Written instruction: Check each line of the records below and collect those that include the word "this".

Given entries:
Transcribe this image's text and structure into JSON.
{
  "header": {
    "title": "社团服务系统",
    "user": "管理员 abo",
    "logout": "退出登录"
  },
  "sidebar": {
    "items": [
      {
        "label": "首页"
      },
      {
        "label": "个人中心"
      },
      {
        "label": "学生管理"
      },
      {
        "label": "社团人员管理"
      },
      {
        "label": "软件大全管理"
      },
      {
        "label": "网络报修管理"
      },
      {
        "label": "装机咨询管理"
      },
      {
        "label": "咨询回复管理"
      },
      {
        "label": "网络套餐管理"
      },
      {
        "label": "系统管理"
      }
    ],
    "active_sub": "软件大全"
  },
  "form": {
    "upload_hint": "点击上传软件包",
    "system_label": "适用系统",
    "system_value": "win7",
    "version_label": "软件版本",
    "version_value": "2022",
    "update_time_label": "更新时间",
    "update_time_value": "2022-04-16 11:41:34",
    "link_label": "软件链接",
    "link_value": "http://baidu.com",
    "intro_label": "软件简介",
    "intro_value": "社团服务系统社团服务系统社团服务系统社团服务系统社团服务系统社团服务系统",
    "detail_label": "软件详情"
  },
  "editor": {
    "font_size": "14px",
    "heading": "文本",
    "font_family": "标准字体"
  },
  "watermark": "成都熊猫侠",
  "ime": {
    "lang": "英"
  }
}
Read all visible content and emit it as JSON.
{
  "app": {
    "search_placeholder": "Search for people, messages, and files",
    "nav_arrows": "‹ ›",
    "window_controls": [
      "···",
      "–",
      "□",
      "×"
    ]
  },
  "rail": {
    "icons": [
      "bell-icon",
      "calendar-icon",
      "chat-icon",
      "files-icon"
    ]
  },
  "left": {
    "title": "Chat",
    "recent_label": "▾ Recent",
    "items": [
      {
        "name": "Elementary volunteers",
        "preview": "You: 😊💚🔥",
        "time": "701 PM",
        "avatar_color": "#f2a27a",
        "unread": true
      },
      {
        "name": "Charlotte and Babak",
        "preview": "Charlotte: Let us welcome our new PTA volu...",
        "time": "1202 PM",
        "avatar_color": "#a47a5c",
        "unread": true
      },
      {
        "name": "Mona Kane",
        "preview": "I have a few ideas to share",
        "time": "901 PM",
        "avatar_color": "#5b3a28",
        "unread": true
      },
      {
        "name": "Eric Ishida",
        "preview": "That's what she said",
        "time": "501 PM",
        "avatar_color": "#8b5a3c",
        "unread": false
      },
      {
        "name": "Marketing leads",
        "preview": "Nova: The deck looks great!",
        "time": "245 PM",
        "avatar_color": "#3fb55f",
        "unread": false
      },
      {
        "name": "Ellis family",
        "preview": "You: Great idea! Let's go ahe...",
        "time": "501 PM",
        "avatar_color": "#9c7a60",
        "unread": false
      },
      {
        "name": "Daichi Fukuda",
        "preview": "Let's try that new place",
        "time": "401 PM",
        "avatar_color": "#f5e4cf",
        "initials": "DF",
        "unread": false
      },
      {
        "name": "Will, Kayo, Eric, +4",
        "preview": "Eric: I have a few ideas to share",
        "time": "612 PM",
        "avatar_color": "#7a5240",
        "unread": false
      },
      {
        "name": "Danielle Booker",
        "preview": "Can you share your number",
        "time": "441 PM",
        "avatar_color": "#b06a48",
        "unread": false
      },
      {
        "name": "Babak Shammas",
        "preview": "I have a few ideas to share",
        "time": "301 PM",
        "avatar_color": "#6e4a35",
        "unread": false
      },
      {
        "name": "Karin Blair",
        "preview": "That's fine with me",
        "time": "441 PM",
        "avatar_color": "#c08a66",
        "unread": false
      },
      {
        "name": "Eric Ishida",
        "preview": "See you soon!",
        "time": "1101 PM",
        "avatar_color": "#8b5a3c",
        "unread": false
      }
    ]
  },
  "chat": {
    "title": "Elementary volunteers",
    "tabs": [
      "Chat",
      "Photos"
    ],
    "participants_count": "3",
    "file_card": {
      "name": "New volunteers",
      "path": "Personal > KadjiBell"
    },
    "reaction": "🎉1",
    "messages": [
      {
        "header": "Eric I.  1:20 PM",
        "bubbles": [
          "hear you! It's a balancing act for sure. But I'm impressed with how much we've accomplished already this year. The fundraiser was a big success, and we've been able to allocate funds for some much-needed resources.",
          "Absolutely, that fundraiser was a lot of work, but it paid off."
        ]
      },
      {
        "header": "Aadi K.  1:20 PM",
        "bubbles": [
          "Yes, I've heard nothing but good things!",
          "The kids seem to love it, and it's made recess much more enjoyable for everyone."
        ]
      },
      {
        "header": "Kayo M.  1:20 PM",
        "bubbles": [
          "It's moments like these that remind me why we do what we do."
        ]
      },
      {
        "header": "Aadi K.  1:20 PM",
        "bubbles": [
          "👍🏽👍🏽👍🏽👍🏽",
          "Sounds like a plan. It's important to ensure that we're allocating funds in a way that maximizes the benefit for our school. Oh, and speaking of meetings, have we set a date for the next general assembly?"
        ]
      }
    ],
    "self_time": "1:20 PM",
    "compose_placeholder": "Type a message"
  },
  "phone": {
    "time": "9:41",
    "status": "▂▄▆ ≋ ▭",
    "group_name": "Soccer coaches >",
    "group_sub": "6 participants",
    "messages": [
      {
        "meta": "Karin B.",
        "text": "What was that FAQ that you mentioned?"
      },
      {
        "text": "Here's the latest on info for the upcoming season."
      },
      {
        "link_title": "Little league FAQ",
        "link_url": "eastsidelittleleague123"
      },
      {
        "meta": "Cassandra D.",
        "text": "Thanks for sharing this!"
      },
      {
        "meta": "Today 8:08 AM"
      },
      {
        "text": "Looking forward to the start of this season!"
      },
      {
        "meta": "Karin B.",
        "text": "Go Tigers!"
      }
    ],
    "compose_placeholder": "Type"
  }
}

Correct answer:
Transcribe this image's text and structure into JSON.
          "hear you! It's a balancing act for sure. But I'm impressed with how much we've accomplished already this year. The fundraiser was a big success, and we've been able to allocate funds for some much-needed resources.",
        "text": "Thanks for sharing this!"
        "text": "Looking forward to the start of this season!"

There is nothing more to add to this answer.